Challenge —
Among the entries below, count the lines that contain the word "Project". Write down only the total.

Material for this exercise —
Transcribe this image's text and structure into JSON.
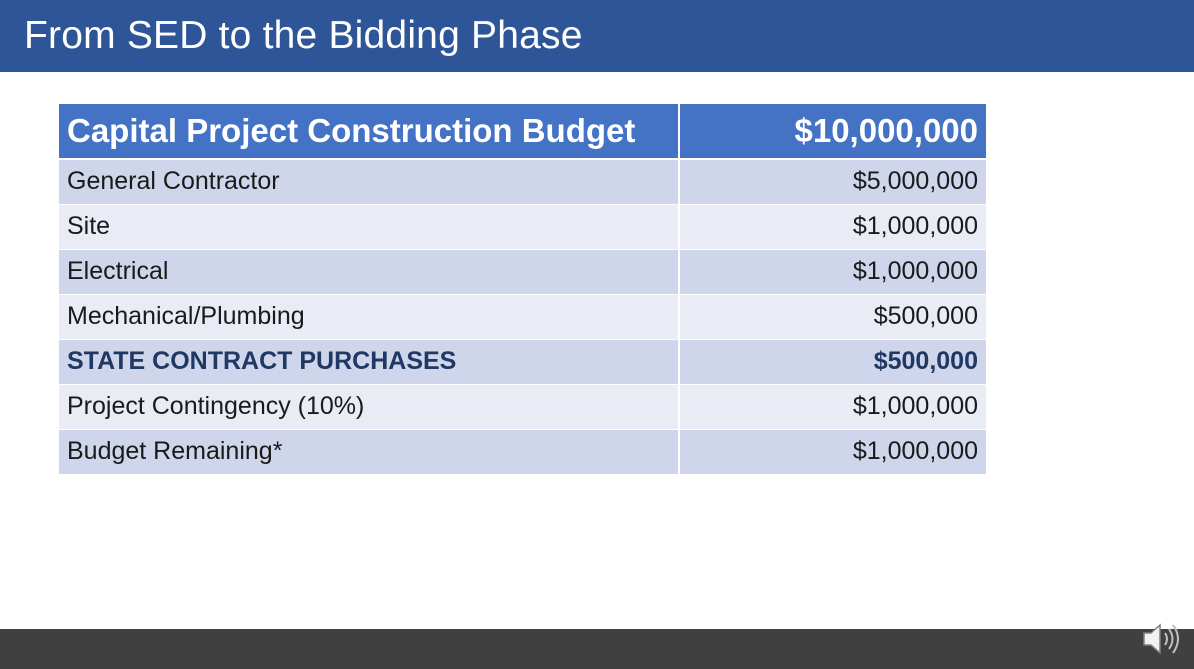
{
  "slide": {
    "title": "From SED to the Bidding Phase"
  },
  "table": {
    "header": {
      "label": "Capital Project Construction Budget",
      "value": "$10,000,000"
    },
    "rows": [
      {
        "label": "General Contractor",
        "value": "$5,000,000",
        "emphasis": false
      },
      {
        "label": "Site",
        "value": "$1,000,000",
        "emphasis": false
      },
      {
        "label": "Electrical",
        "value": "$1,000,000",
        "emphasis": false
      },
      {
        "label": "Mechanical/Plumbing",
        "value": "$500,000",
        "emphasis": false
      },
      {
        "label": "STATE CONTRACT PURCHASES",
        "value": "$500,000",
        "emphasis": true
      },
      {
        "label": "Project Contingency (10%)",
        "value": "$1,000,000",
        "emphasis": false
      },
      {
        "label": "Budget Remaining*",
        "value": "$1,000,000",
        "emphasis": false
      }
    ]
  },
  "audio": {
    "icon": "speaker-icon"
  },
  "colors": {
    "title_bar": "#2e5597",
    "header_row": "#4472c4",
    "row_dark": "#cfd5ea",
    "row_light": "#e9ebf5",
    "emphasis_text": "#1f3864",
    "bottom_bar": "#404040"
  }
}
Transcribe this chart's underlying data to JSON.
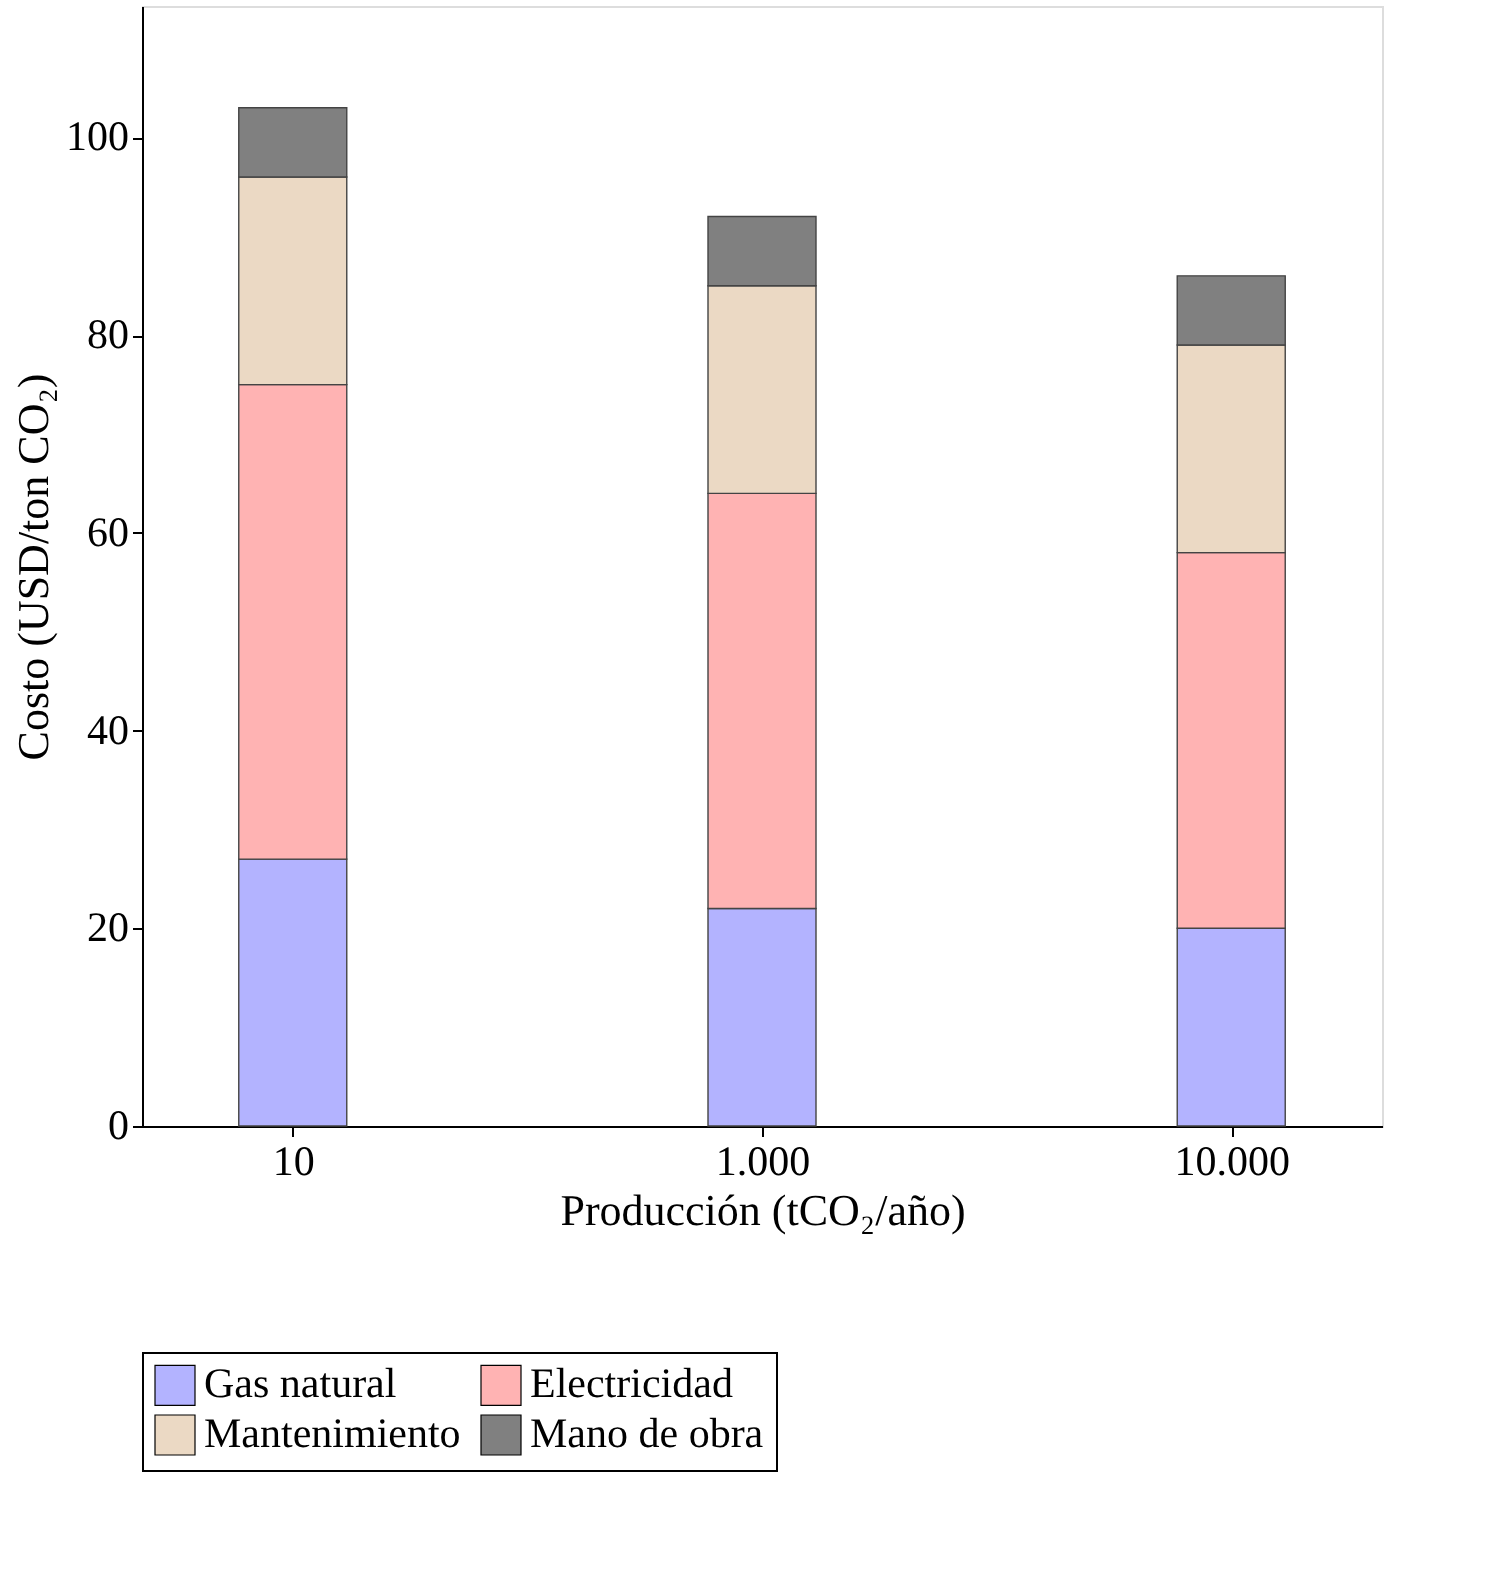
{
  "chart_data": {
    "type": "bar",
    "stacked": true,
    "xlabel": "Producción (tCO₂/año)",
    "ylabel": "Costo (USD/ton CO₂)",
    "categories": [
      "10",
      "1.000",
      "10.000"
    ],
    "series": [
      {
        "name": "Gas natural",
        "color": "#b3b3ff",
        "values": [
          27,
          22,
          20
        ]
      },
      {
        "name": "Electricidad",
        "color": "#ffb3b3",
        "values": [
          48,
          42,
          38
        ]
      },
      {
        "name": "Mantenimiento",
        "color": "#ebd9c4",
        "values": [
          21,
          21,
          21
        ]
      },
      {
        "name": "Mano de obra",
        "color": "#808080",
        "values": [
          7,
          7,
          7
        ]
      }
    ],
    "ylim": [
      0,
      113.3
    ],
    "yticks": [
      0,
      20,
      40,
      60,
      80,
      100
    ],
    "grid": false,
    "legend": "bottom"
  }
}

Reply to the task —
2